Select the lines of the records containing the word "drying" and list them.

=== Figure content listings ===
# # # #

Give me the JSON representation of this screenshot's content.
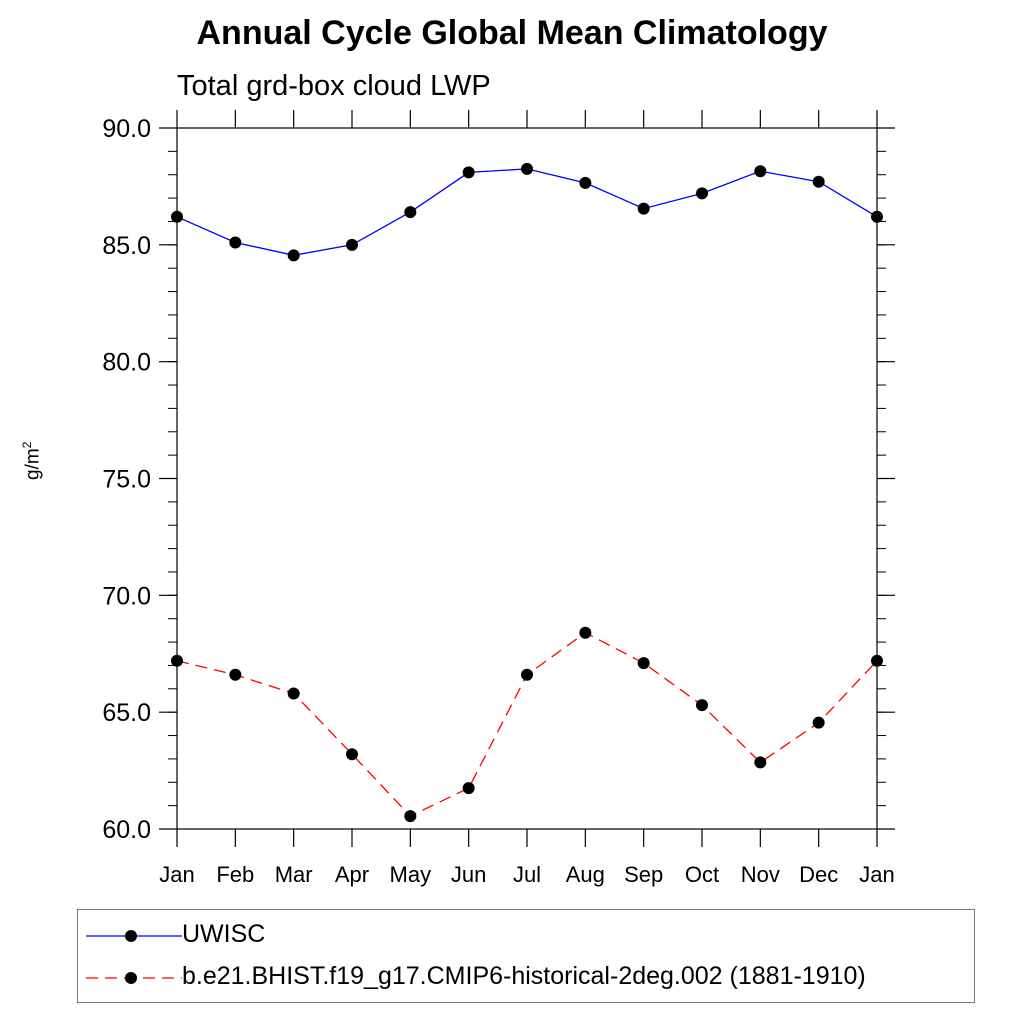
{
  "chart_data": {
    "type": "line",
    "title": "Annual Cycle Global Mean Climatology",
    "subtitle": "Total grd-box cloud LWP",
    "ylabel_base": "g/m",
    "ylabel_sup": "2",
    "categories": [
      "Jan",
      "Feb",
      "Mar",
      "Apr",
      "May",
      "Jun",
      "Jul",
      "Aug",
      "Sep",
      "Oct",
      "Nov",
      "Dec",
      "Jan"
    ],
    "ylim": [
      60.0,
      90.0
    ],
    "yticks": [
      "60.0",
      "65.0",
      "70.0",
      "75.0",
      "80.0",
      "85.0",
      "90.0"
    ],
    "legend_position": "bottom",
    "series": [
      {
        "name": "UWISC",
        "color": "#0000ff",
        "dash": "solid",
        "values": [
          86.2,
          85.1,
          84.55,
          85.0,
          86.4,
          88.1,
          88.25,
          87.65,
          86.55,
          87.2,
          88.15,
          87.7,
          86.2
        ]
      },
      {
        "name": "b.e21.BHIST.f19_g17.CMIP6-historical-2deg.002 (1881-1910)",
        "color": "#ff0000",
        "dash": "dashed",
        "values": [
          67.2,
          66.6,
          65.8,
          63.2,
          60.55,
          61.75,
          66.6,
          68.4,
          67.1,
          65.3,
          62.85,
          64.55,
          67.2
        ]
      }
    ]
  }
}
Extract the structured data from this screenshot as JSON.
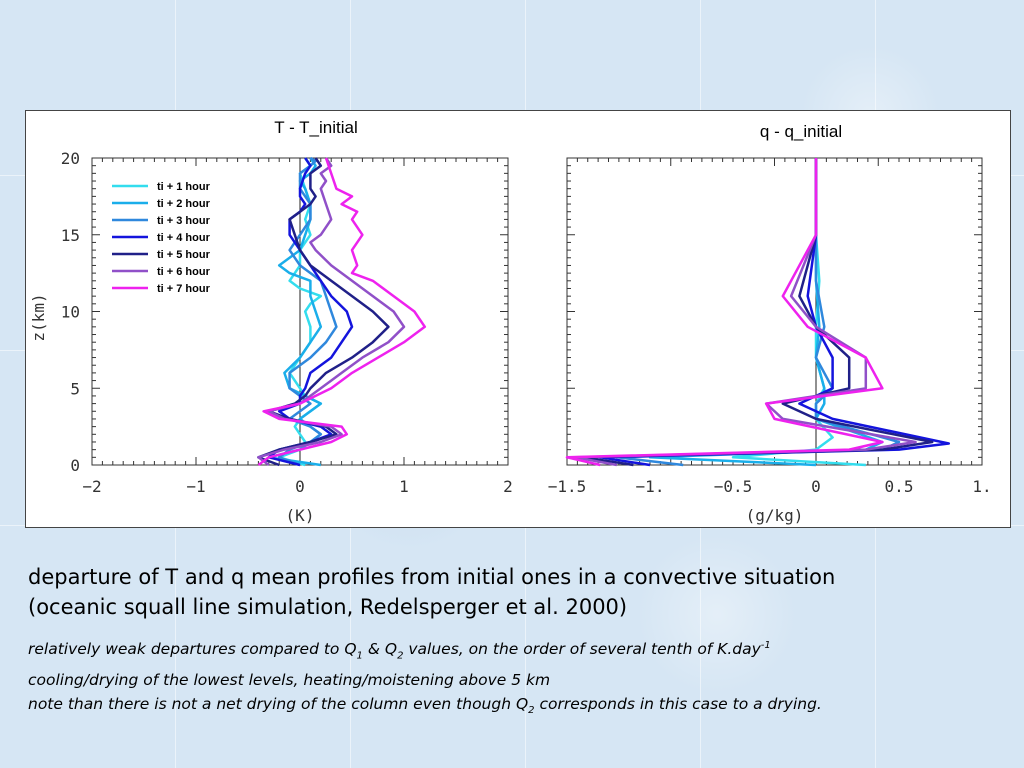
{
  "chart_data": [
    {
      "type": "line",
      "title": "T - T_initial",
      "xlabel": "(K)",
      "ylabel": "z(km)",
      "xlim": [
        -2,
        2
      ],
      "ylim": [
        0,
        20
      ],
      "xticks": [
        "−2",
        "−1",
        "0",
        "1",
        "2"
      ],
      "yticks": [
        "0",
        "5",
        "10",
        "15",
        "20"
      ],
      "legend_position": "top-left",
      "grid": false,
      "series": [
        {
          "name": "ti + 1 hour",
          "color": "#33ddee",
          "x": [
            0.05,
            -0.2,
            0.0,
            0.05,
            0.0,
            -0.05,
            0.0,
            0.1,
            0.2,
            0.05,
            0.0,
            -0.1,
            0.0,
            0.1,
            0.1,
            0.05,
            0.1,
            0.2,
            0.0,
            -0.1,
            0.0,
            0.0,
            0.1,
            0.05,
            0.1,
            0.05,
            0.0,
            0.1,
            0.05
          ],
          "y": [
            0,
            0.5,
            1,
            1.5,
            2,
            2.5,
            3,
            3.5,
            4,
            4.5,
            5,
            6,
            7,
            8,
            9,
            10,
            10.5,
            11,
            11.5,
            12,
            13,
            14,
            15,
            16,
            17,
            18,
            19,
            19.5,
            20
          ]
        },
        {
          "name": "ti + 2 hour",
          "color": "#1aaeea",
          "x": [
            0.2,
            -0.3,
            0.0,
            0.1,
            0.2,
            0.1,
            0.0,
            0.1,
            0.2,
            0.05,
            -0.1,
            -0.15,
            0.0,
            0.1,
            0.2,
            0.15,
            0.1,
            0.1,
            -0.1,
            -0.2,
            0.0,
            0.05,
            0.1,
            0.1,
            0.05,
            0.0,
            0.1,
            0.15,
            0.1
          ],
          "y": [
            0,
            0.5,
            1,
            1.5,
            2,
            2.5,
            3,
            3.5,
            4,
            4.5,
            5,
            6,
            7,
            8,
            9,
            10,
            11,
            12,
            12.5,
            13,
            14,
            15,
            16,
            17,
            18,
            18.5,
            19,
            19.5,
            20
          ]
        },
        {
          "name": "ti + 3 hour",
          "color": "#2f88dd",
          "x": [
            0.0,
            -0.2,
            -0.1,
            0.1,
            0.2,
            0.1,
            -0.1,
            0.0,
            0.1,
            0.0,
            -0.1,
            -0.1,
            0.1,
            0.25,
            0.35,
            0.3,
            0.25,
            0.2,
            0.0,
            -0.1,
            0.0,
            0.05,
            0.1,
            0.1,
            0.0,
            0.0,
            0.1,
            0.15,
            0.1
          ],
          "y": [
            0,
            0.5,
            1,
            1.5,
            2,
            2.5,
            3,
            3.5,
            4,
            4.5,
            5,
            6,
            7,
            8,
            9,
            10,
            11,
            12,
            13,
            14,
            15,
            15.5,
            16,
            17,
            18,
            19,
            19.5,
            19.8,
            20
          ]
        },
        {
          "name": "ti + 4 hour",
          "color": "#1414dd",
          "x": [
            0.0,
            -0.3,
            -0.2,
            0.1,
            0.3,
            0.2,
            -0.1,
            -0.2,
            0.0,
            0.0,
            0.05,
            0.1,
            0.3,
            0.4,
            0.5,
            0.45,
            0.3,
            0.2,
            0.1,
            0.0,
            -0.1,
            -0.1,
            0.0,
            0.05,
            0.0,
            0.0,
            0.05,
            0.1,
            0.05
          ],
          "y": [
            0,
            0.5,
            1,
            1.5,
            2,
            2.5,
            3,
            3.5,
            4,
            4.5,
            5,
            6,
            7,
            8,
            9,
            10,
            11,
            12,
            13,
            14,
            15,
            16,
            16.5,
            17,
            17.5,
            18,
            19,
            19.5,
            20
          ]
        },
        {
          "name": "ti + 5 hour",
          "color": "#202088",
          "x": [
            -0.2,
            -0.4,
            -0.2,
            0.1,
            0.35,
            0.25,
            -0.1,
            -0.3,
            -0.05,
            0.05,
            0.1,
            0.25,
            0.5,
            0.7,
            0.85,
            0.7,
            0.5,
            0.3,
            0.1,
            0.0,
            -0.05,
            -0.1,
            0.0,
            0.1,
            0.15,
            0.1,
            0.1,
            0.2,
            0.15
          ],
          "y": [
            0,
            0.5,
            1,
            1.5,
            2,
            2.5,
            3,
            3.5,
            4,
            4.5,
            5,
            6,
            7,
            8,
            9,
            10,
            11,
            12,
            13,
            14,
            15,
            16,
            16.5,
            17,
            17.5,
            18,
            19,
            19.5,
            20
          ]
        },
        {
          "name": "ti + 6 hour",
          "color": "#9050c8",
          "x": [
            -0.3,
            -0.4,
            -0.15,
            0.2,
            0.4,
            0.3,
            -0.15,
            -0.3,
            0.0,
            0.1,
            0.2,
            0.4,
            0.6,
            0.85,
            1.0,
            0.9,
            0.7,
            0.5,
            0.3,
            0.15,
            0.1,
            0.2,
            0.3,
            0.25,
            0.2,
            0.25,
            0.2,
            0.3,
            0.25
          ],
          "y": [
            0,
            0.5,
            1,
            1.5,
            2,
            2.5,
            3,
            3.5,
            4,
            4.5,
            5,
            6,
            7,
            8,
            9,
            10,
            11,
            12,
            13,
            14,
            14.5,
            15,
            16,
            17,
            18,
            18.5,
            19,
            19.5,
            20
          ]
        },
        {
          "name": "ti + 7 hour",
          "color": "#ee22ee",
          "x": [
            -0.4,
            -0.3,
            0.0,
            0.3,
            0.45,
            0.4,
            -0.2,
            -0.35,
            0.0,
            0.15,
            0.3,
            0.5,
            0.75,
            1.0,
            1.2,
            1.1,
            0.9,
            0.7,
            0.5,
            0.55,
            0.5,
            0.6,
            0.5,
            0.55,
            0.4,
            0.5,
            0.35,
            0.3,
            0.25
          ],
          "y": [
            0,
            0.5,
            1,
            1.5,
            2,
            2.5,
            3,
            3.5,
            4,
            4.5,
            5,
            6,
            7,
            8,
            9,
            10,
            11,
            12,
            12.5,
            13,
            14,
            15,
            16,
            16.5,
            17,
            17.5,
            18,
            19,
            20
          ]
        }
      ]
    },
    {
      "type": "line",
      "title": "q - q_initial",
      "xlabel": "(g/kg)",
      "ylabel": "",
      "xlim": [
        -1.5,
        1.0
      ],
      "ylim": [
        0,
        20
      ],
      "xticks": [
        "−1.5",
        "−1.",
        "−0.5",
        "0",
        "0.5",
        "1."
      ],
      "grid": false,
      "series": [
        {
          "name": "ti + 1 hour",
          "color": "#33ddee",
          "x": [
            0.3,
            -0.5,
            0.0,
            0.1,
            0.0,
            0.0,
            0.05,
            0.0,
            0.0,
            0.02,
            0.0,
            0.0
          ],
          "y": [
            0,
            0.5,
            1,
            1.8,
            3,
            4,
            5,
            7,
            9,
            12,
            15,
            20
          ]
        },
        {
          "name": "ti + 2 hour",
          "color": "#1aaeea",
          "x": [
            0.0,
            -1.0,
            0.3,
            0.4,
            0.0,
            0.05,
            0.05,
            0.0,
            0.02,
            0.0,
            0.0,
            0.0
          ],
          "y": [
            0,
            0.5,
            1,
            1.5,
            3,
            4,
            5,
            7,
            9,
            12,
            15,
            20
          ]
        },
        {
          "name": "ti + 3 hour",
          "color": "#2f88dd",
          "x": [
            -0.8,
            -1.2,
            0.4,
            0.5,
            0.0,
            0.0,
            0.1,
            0.0,
            0.05,
            0.0,
            0.0,
            0.0
          ],
          "y": [
            0,
            0.5,
            1,
            1.5,
            3,
            4,
            5,
            7,
            9,
            12,
            15,
            20
          ]
        },
        {
          "name": "ti + 4 hour",
          "color": "#1414dd",
          "x": [
            -1.0,
            -1.3,
            0.5,
            0.8,
            0.1,
            -0.1,
            0.1,
            0.1,
            0.0,
            -0.05,
            0.0,
            0.0
          ],
          "y": [
            0,
            0.5,
            1,
            1.4,
            3,
            4,
            5,
            7,
            9,
            11,
            15,
            20
          ]
        },
        {
          "name": "ti + 5 hour",
          "color": "#202088",
          "x": [
            -1.1,
            -1.4,
            0.4,
            0.7,
            0.0,
            -0.2,
            0.2,
            0.2,
            0.0,
            -0.1,
            0.0,
            0.0
          ],
          "y": [
            0,
            0.5,
            1,
            1.5,
            3,
            4,
            5,
            7,
            9,
            11,
            15,
            20
          ]
        },
        {
          "name": "ti + 6 hour",
          "color": "#9050c8",
          "x": [
            -1.2,
            -1.45,
            0.3,
            0.6,
            -0.2,
            -0.3,
            0.3,
            0.3,
            0.0,
            -0.15,
            0.0,
            0.0
          ],
          "y": [
            0,
            0.5,
            1,
            1.5,
            3,
            4,
            5,
            7,
            9,
            11,
            15,
            20
          ]
        },
        {
          "name": "ti + 7 hour",
          "color": "#ee22ee",
          "x": [
            -1.3,
            -1.5,
            0.2,
            0.4,
            -0.25,
            -0.3,
            0.4,
            0.3,
            -0.05,
            -0.2,
            0.0,
            0.0
          ],
          "y": [
            0,
            0.5,
            1,
            1.5,
            3,
            4,
            5,
            7,
            9,
            11,
            15,
            20
          ]
        }
      ]
    }
  ],
  "caption": {
    "line1": "departure of T and q mean profiles from initial ones in a convective situation",
    "line2": "(oceanic squall line simulation, Redelsperger et al. 2000)",
    "note1_a": "relatively weak departures compared to Q",
    "note1_sub1": "1",
    "note1_b": " & Q",
    "note1_sub2": "2",
    "note1_c": " values, on the order of several tenth of K.day",
    "note1_sup": "-1",
    "note2": "cooling/drying of the lowest levels, heating/moistening above 5 km",
    "note3_a": "note than there is not a net drying of the column even though Q",
    "note3_sub": "2",
    "note3_b": " corresponds in this case to a drying."
  }
}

# # # #

=== TASK RESPONSE ===
    "note2": "cooling/drying of the lowest levels, heating/moistening above 5 km",
    "note3_a": "note than there is not a net drying of the column even though Q",
    "note3_b": " corresponds in this case to a drying."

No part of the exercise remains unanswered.